◆ Brief: The answer is one number: how many lines in the data below hold "community".

────────────────────────────────────────

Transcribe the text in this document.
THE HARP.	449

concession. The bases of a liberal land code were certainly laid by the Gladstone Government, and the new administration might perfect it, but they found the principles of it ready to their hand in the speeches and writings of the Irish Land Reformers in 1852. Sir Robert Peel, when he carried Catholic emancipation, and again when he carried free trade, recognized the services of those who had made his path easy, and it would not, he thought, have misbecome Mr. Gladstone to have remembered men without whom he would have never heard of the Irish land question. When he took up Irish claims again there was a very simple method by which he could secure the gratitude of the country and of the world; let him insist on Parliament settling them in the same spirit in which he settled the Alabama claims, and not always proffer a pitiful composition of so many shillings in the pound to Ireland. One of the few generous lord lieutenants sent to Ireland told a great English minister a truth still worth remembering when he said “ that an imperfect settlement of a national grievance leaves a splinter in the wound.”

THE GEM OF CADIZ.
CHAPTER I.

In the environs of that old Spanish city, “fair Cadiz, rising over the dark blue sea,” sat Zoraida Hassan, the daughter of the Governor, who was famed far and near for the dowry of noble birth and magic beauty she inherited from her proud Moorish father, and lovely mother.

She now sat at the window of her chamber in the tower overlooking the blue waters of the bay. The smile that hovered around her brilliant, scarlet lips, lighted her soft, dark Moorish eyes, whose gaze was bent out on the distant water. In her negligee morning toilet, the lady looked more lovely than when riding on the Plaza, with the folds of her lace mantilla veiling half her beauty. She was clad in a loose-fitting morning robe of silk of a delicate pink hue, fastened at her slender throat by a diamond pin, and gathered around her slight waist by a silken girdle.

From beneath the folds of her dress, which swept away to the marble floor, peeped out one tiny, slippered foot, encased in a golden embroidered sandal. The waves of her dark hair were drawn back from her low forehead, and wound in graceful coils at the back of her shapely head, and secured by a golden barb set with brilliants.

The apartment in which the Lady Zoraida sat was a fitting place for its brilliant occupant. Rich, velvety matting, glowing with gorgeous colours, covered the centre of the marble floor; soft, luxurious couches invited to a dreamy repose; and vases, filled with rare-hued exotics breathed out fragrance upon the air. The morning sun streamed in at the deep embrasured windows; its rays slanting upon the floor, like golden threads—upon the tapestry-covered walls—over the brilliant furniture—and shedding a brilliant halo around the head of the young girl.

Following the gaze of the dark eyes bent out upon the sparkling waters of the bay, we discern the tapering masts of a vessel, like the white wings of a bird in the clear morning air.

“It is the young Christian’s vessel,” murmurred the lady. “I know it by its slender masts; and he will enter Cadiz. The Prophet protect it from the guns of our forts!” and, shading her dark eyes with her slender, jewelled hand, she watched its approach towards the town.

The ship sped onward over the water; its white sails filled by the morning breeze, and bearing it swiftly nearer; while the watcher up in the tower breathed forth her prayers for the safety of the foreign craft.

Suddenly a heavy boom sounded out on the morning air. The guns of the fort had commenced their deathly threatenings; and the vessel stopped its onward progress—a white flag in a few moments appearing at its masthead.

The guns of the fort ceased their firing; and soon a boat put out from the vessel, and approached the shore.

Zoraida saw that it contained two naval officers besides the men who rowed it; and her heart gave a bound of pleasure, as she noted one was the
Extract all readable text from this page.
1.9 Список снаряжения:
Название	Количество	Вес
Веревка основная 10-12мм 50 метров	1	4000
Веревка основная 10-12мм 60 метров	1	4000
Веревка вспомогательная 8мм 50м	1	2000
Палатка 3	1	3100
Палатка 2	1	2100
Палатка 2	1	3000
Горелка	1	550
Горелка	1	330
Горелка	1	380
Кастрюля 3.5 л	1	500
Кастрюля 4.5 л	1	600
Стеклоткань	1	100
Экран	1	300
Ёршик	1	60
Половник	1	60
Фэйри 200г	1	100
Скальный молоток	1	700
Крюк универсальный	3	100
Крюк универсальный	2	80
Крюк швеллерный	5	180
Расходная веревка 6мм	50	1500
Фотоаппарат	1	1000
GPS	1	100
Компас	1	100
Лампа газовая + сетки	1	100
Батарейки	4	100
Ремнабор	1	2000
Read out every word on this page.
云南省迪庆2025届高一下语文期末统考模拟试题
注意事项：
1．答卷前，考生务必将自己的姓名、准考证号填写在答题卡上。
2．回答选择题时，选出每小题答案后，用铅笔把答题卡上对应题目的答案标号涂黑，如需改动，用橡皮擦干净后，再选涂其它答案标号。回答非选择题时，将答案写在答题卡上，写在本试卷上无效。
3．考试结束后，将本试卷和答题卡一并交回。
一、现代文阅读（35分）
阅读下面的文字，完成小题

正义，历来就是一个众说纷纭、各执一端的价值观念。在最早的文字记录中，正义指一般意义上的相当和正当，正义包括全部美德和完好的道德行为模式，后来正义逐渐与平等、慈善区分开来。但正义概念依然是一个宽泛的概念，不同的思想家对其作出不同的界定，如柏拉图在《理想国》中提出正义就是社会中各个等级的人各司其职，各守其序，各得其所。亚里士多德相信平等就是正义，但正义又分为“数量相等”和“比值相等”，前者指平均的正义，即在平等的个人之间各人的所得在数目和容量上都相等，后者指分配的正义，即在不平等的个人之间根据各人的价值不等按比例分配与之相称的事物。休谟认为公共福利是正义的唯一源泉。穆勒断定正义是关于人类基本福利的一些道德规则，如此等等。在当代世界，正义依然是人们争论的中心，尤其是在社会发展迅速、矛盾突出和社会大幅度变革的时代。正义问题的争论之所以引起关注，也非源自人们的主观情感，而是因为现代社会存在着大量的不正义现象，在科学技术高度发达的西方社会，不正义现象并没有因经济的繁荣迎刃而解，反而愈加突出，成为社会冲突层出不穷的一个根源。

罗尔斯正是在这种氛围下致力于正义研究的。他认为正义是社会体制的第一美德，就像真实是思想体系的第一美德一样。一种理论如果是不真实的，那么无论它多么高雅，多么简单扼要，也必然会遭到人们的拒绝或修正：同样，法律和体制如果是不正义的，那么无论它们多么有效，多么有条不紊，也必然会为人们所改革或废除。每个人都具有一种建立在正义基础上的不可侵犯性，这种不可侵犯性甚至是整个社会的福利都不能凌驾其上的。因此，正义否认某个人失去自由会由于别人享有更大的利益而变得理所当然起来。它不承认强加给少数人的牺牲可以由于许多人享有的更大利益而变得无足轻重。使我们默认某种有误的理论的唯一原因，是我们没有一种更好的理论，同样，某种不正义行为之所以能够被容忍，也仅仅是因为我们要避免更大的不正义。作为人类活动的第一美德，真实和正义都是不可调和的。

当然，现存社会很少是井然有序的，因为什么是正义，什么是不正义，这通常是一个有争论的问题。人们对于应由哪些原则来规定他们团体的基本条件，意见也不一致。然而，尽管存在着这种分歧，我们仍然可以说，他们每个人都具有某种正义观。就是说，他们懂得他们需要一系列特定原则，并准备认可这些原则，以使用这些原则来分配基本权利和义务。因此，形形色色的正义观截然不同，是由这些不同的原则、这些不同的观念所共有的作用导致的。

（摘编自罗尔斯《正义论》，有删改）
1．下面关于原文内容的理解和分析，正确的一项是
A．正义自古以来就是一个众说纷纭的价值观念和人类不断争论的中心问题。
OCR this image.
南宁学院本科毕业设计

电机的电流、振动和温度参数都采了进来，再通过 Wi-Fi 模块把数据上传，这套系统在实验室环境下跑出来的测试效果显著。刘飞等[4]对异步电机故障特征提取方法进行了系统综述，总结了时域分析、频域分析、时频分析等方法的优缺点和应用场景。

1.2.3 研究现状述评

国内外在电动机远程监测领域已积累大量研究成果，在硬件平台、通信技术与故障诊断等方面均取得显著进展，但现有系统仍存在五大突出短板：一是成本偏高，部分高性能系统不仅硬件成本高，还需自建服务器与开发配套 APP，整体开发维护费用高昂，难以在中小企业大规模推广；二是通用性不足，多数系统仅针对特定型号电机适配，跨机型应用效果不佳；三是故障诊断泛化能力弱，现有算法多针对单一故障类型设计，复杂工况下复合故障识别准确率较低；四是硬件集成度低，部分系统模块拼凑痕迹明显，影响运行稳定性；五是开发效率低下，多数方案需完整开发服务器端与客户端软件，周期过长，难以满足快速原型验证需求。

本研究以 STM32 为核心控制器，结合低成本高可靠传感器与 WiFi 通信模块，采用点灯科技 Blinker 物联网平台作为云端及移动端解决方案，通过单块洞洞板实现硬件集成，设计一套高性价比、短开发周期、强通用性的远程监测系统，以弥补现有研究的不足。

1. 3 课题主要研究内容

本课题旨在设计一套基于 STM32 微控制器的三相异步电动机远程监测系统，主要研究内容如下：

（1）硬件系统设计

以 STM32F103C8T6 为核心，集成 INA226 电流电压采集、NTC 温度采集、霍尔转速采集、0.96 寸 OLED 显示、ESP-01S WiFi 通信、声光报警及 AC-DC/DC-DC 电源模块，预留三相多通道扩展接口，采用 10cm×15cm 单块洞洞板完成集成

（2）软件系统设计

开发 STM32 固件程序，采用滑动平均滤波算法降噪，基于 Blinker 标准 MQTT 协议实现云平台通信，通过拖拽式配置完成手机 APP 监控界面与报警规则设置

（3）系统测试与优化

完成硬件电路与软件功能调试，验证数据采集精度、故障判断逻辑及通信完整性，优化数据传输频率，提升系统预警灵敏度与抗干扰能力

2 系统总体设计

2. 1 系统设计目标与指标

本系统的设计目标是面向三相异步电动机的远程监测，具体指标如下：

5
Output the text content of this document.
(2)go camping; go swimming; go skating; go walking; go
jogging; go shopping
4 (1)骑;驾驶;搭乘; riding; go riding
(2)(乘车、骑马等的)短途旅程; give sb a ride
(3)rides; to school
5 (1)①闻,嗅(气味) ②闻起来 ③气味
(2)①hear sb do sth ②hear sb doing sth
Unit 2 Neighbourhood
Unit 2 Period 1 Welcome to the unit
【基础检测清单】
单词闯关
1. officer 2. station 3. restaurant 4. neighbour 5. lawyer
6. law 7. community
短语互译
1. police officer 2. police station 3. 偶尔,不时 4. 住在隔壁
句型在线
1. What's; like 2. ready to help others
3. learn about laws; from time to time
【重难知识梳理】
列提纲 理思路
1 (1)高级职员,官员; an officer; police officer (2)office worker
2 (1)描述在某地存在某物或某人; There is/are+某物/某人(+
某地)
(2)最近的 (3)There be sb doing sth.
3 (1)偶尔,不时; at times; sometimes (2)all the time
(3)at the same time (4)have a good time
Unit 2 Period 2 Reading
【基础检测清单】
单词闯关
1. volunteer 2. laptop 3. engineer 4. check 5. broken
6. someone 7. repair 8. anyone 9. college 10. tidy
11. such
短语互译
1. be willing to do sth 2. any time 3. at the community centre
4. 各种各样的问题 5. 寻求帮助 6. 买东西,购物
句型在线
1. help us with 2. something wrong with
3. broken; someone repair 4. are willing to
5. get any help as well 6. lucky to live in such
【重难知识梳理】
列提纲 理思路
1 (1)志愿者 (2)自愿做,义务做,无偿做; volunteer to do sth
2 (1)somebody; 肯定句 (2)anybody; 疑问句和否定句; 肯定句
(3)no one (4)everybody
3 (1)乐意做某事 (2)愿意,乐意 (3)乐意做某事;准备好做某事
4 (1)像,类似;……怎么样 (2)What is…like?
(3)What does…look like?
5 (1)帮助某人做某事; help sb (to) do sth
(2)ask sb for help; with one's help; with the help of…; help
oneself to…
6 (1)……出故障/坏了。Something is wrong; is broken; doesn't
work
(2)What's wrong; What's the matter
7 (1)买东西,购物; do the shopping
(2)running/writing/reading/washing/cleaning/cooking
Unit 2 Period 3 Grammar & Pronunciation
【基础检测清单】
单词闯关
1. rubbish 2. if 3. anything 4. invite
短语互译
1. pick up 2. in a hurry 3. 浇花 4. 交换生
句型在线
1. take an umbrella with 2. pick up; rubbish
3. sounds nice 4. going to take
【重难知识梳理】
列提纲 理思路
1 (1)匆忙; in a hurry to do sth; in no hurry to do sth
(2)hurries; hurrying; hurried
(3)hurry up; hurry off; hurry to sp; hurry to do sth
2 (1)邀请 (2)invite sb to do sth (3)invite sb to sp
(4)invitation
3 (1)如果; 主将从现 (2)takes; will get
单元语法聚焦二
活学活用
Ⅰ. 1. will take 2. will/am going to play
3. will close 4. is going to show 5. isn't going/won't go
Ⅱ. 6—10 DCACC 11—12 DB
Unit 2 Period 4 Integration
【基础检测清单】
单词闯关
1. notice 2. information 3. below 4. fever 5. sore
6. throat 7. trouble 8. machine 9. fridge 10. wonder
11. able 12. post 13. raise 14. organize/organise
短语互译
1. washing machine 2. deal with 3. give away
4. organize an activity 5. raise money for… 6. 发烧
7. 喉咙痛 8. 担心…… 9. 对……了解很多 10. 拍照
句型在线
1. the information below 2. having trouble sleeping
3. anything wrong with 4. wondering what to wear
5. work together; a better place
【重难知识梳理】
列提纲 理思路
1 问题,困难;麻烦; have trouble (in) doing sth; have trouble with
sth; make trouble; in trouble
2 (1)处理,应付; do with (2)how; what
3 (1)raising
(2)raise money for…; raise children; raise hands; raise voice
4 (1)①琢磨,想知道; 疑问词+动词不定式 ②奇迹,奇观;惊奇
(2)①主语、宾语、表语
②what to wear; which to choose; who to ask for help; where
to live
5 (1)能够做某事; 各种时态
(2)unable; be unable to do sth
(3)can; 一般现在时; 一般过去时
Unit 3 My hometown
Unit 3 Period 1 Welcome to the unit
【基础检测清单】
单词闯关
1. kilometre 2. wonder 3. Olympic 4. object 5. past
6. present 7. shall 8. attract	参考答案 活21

────────────────────────────────────────

◆ The reply: 2